Stored dataset items:
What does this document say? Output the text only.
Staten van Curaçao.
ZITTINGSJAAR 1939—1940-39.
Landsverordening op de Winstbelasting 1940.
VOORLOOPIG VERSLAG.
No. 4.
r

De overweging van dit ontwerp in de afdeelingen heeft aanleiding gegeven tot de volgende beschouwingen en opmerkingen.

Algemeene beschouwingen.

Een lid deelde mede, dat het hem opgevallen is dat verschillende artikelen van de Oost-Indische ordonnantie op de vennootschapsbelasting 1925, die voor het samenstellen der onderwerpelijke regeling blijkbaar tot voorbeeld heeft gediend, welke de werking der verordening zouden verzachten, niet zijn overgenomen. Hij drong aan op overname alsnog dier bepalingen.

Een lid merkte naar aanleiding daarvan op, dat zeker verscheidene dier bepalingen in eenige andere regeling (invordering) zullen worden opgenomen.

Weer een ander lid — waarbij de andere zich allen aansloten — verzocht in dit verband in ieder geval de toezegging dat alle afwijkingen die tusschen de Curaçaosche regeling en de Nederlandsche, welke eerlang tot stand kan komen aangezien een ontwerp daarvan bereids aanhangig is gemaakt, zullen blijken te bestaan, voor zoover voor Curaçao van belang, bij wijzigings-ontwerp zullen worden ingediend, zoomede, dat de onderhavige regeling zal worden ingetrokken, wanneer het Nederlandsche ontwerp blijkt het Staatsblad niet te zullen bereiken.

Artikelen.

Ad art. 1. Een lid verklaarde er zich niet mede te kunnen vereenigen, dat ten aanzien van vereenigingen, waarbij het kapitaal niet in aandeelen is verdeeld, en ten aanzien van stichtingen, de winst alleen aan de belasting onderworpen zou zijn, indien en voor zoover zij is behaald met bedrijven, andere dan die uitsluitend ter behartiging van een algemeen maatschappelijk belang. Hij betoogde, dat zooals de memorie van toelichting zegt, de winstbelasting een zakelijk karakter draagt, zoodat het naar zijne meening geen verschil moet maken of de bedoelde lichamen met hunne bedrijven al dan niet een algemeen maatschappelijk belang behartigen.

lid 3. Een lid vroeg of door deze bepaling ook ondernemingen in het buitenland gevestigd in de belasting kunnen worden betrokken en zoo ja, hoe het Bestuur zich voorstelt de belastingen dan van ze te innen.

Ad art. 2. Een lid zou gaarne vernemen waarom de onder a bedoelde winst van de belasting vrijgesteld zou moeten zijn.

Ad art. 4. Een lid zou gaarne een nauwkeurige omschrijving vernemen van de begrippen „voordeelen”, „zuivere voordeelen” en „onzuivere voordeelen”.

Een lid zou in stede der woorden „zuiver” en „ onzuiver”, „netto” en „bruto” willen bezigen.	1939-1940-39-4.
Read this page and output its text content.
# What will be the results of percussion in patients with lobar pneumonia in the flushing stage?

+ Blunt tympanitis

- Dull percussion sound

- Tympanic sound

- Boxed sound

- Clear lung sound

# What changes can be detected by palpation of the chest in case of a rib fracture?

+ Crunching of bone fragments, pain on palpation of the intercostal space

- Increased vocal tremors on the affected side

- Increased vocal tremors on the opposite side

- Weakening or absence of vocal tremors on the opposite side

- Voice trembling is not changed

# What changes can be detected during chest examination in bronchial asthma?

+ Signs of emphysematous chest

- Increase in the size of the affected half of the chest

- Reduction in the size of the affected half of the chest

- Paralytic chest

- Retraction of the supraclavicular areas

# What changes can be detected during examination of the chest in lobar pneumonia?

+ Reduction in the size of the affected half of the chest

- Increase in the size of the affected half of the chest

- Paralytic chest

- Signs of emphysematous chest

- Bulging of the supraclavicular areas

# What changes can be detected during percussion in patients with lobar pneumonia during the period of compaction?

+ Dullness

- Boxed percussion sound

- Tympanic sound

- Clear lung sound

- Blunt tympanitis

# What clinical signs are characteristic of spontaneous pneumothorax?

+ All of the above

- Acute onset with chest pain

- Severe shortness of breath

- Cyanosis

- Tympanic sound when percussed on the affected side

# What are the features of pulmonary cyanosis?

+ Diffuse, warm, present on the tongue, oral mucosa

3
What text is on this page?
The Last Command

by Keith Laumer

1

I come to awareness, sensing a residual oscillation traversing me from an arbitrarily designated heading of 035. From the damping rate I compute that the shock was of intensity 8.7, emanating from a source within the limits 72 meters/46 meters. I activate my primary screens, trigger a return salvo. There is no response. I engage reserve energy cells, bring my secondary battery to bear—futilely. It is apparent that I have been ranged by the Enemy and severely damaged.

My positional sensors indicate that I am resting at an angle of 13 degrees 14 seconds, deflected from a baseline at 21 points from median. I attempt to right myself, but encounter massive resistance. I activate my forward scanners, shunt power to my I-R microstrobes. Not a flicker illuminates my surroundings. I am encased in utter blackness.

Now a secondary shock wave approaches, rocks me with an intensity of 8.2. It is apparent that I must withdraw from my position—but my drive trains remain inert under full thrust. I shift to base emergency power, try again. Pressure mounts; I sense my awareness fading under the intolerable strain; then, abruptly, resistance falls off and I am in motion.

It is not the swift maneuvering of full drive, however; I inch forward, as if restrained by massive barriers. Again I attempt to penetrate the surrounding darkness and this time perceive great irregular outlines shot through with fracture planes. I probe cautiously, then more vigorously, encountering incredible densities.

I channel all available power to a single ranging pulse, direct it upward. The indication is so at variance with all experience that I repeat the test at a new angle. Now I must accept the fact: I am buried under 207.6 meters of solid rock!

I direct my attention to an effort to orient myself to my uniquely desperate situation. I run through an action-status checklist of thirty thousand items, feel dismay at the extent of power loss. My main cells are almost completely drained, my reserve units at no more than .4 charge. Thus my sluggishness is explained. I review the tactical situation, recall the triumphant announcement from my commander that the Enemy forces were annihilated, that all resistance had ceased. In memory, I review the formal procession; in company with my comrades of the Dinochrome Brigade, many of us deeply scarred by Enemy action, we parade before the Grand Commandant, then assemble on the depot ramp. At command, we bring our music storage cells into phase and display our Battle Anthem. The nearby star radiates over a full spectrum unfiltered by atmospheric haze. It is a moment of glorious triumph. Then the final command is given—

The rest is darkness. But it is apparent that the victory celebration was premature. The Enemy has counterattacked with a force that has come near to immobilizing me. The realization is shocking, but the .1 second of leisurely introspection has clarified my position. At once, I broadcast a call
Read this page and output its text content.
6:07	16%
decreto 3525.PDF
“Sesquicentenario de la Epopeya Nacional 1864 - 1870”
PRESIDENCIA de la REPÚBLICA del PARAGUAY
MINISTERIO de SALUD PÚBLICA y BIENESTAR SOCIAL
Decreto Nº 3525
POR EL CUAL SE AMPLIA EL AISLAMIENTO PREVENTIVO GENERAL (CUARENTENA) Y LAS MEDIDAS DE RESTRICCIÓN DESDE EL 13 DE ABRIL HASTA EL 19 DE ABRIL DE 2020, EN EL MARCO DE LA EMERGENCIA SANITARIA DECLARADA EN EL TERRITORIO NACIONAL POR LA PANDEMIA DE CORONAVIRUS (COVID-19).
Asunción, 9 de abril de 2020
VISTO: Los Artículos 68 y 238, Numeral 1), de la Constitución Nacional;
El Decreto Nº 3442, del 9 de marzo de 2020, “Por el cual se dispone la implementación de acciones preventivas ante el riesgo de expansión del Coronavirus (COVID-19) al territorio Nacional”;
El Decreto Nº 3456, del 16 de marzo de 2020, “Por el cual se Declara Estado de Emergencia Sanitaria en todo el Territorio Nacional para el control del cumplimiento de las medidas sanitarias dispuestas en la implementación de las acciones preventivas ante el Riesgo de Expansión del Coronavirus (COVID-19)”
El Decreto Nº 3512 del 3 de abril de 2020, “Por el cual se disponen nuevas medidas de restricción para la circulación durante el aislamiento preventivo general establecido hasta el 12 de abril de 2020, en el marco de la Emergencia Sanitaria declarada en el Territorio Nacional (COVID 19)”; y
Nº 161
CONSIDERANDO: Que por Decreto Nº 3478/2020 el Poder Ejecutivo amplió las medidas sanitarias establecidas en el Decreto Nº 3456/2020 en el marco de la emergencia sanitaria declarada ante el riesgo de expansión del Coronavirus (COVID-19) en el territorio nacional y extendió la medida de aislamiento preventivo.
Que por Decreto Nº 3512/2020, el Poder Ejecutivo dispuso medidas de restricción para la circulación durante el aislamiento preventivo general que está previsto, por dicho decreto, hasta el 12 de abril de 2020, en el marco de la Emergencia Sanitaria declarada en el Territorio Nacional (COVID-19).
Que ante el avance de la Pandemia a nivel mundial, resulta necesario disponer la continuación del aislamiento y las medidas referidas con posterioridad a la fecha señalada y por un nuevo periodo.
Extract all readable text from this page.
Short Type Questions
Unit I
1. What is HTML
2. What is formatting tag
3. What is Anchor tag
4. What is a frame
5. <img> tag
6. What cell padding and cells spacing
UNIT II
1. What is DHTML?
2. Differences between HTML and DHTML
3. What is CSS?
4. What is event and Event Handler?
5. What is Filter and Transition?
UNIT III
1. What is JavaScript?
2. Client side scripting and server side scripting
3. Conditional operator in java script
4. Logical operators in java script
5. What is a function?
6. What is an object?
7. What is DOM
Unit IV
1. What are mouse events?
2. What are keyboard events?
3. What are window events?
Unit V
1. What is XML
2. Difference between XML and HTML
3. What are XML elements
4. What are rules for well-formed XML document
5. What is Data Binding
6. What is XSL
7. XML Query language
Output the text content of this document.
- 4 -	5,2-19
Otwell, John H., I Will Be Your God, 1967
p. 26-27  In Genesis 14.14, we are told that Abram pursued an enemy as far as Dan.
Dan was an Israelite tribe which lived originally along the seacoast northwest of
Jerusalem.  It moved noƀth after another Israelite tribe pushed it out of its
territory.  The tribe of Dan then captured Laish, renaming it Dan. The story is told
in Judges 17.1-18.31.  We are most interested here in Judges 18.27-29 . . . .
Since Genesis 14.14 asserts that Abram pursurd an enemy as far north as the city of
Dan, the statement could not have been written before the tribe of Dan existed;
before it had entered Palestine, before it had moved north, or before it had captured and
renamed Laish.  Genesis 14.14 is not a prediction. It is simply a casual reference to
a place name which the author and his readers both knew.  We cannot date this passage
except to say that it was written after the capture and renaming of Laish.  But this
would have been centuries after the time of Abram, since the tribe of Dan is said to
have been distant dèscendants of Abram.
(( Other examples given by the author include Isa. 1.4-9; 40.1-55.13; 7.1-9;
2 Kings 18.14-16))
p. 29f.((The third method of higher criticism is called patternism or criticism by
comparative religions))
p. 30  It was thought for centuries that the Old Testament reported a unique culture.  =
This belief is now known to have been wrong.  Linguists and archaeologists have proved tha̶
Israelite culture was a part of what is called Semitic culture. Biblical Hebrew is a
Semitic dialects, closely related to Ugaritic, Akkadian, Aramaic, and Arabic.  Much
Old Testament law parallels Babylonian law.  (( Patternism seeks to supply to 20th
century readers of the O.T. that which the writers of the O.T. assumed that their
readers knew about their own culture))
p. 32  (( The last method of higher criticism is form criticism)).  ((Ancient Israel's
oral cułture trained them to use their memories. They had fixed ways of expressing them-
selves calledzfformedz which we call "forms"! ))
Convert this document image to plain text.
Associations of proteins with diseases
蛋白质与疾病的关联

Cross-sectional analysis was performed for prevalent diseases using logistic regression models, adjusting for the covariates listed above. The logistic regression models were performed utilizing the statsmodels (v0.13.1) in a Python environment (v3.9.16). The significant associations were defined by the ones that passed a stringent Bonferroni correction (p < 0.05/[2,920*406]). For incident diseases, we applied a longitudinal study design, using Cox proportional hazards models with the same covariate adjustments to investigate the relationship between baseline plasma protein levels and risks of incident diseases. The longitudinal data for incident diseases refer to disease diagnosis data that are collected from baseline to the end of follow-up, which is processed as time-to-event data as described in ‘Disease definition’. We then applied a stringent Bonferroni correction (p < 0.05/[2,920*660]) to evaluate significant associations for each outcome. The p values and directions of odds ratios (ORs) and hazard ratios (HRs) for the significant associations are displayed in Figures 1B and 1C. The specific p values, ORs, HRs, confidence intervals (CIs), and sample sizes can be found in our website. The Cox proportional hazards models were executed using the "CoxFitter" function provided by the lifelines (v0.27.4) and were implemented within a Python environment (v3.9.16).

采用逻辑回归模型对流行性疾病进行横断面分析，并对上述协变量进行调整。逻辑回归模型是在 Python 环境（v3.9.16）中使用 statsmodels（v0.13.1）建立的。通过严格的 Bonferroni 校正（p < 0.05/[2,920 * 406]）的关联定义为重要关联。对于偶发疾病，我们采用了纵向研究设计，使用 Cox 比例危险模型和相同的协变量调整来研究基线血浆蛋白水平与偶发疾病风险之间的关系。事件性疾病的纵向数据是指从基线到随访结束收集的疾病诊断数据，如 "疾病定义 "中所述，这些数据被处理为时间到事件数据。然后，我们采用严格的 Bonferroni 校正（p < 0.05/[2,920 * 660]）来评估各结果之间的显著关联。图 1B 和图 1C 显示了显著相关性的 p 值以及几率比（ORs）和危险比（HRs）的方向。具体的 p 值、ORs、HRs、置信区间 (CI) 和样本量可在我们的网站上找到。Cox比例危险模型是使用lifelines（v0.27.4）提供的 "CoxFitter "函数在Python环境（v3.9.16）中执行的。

TASK PROMPT: State how many lines above contain the word "written", and nothing more.

ANSWER SECTION: 2